[Data items]

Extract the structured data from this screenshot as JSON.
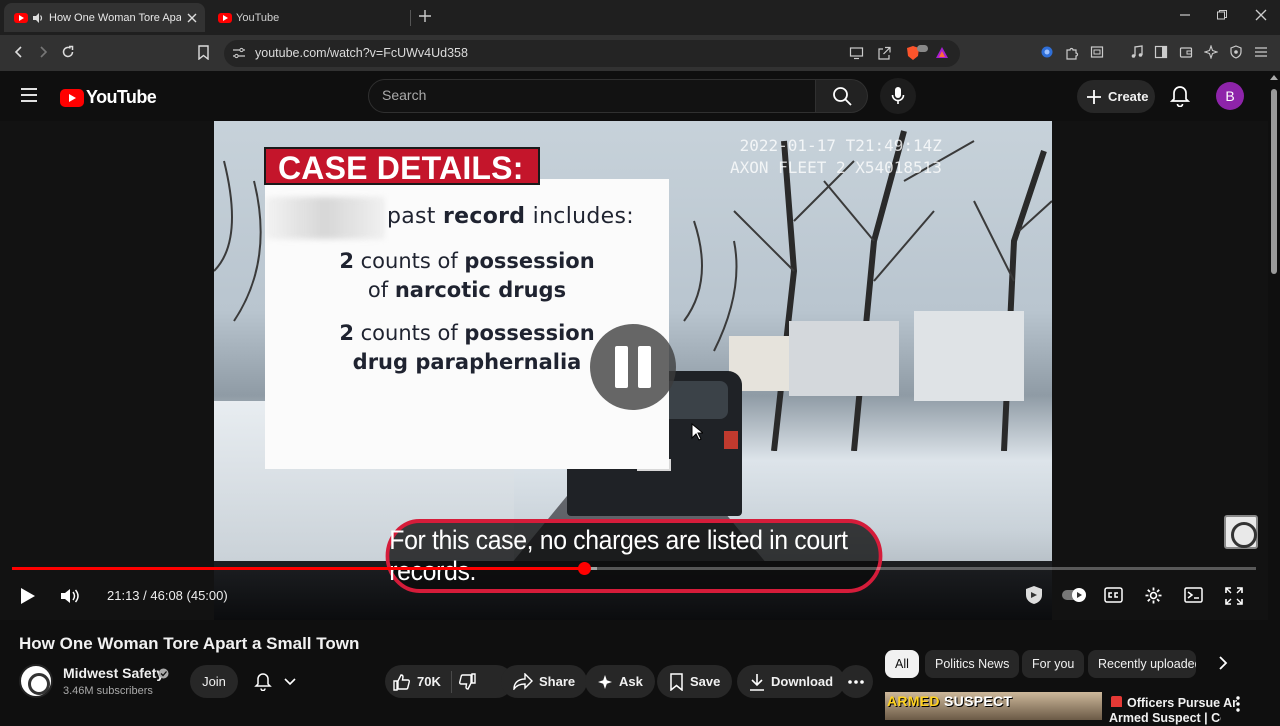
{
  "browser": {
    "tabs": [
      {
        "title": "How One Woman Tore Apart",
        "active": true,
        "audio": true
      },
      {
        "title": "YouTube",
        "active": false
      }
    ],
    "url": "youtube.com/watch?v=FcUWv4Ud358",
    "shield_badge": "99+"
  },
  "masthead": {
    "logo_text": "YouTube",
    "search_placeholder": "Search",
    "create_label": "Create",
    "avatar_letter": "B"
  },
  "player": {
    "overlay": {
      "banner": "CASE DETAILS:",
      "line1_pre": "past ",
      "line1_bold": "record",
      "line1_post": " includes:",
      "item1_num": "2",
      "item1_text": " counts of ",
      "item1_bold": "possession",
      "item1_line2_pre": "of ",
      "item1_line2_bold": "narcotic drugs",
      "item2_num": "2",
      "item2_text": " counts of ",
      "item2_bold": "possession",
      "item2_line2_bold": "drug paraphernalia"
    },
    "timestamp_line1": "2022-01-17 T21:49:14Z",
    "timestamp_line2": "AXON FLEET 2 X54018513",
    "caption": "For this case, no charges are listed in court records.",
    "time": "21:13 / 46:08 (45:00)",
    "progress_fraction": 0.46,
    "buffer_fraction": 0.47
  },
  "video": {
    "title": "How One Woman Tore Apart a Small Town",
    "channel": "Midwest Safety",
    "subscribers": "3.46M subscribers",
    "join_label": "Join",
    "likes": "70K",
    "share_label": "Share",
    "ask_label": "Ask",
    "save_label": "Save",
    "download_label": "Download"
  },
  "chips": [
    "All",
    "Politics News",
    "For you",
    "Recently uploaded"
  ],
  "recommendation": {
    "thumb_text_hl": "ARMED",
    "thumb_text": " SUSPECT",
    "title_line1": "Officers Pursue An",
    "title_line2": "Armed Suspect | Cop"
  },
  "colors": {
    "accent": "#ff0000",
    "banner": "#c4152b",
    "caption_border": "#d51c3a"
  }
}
==
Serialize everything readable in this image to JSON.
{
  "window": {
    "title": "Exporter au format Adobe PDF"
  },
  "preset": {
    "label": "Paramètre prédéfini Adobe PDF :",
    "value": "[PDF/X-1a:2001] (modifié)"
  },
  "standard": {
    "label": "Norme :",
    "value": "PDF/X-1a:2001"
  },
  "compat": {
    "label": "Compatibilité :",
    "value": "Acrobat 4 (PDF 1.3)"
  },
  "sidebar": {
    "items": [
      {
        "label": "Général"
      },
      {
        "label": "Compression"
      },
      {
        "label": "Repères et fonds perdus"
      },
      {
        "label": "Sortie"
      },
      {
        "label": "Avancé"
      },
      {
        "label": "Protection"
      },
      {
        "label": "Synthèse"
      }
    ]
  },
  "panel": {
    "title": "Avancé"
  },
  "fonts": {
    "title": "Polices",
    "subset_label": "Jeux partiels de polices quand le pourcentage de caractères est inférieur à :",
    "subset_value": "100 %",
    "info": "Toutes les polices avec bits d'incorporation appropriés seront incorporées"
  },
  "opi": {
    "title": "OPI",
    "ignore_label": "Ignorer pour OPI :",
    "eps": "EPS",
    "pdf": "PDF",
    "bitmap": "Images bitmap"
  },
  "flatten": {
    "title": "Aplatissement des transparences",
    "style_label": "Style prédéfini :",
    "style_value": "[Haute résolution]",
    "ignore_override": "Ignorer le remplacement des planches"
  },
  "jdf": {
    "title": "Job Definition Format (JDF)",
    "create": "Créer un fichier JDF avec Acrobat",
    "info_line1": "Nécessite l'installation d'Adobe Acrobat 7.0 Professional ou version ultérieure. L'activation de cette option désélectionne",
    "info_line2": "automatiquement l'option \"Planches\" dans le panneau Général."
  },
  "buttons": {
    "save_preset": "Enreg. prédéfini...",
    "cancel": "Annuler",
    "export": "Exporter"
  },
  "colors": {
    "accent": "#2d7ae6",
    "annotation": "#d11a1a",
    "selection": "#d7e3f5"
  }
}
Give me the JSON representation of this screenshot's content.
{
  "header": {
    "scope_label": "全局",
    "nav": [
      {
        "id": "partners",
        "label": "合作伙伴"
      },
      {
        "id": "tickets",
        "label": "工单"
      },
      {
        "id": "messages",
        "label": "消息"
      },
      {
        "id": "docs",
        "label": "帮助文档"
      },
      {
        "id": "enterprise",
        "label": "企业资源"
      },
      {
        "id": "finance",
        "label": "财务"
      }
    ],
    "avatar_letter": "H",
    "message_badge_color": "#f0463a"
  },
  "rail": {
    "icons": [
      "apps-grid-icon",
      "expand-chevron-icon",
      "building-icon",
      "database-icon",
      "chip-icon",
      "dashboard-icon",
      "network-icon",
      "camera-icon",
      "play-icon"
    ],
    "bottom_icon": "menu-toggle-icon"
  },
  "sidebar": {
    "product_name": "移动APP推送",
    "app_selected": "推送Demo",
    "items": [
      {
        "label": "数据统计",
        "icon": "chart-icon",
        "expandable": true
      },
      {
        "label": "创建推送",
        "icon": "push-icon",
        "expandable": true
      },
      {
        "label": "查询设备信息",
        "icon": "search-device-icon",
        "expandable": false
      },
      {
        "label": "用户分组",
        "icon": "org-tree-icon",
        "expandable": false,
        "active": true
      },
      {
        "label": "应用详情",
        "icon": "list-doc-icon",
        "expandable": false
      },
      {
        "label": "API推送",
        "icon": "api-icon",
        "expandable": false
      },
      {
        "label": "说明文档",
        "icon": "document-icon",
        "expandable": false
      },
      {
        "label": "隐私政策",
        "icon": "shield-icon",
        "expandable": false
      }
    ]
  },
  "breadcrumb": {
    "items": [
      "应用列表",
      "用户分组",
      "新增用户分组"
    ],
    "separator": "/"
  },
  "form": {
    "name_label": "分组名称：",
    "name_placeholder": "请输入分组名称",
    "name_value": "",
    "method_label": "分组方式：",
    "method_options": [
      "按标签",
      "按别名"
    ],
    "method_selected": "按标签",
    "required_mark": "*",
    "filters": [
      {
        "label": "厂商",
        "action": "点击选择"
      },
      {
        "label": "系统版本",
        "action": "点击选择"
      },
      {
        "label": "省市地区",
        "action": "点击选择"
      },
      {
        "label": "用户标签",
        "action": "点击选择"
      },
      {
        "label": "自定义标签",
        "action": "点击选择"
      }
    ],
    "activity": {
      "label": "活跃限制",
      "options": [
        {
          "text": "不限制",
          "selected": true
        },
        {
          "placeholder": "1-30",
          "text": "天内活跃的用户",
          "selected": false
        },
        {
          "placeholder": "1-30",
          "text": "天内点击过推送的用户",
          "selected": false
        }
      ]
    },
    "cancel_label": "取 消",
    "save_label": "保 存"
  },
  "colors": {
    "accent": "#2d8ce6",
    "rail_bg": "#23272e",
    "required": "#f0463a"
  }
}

Problem details:
Lines that hold "Ignorer" are the ones to copy; find all of them.

Written reply:
    "ignore_label": "Ignorer pour OPI :",
    "ignore_override": "Ignorer le remplacement des planches"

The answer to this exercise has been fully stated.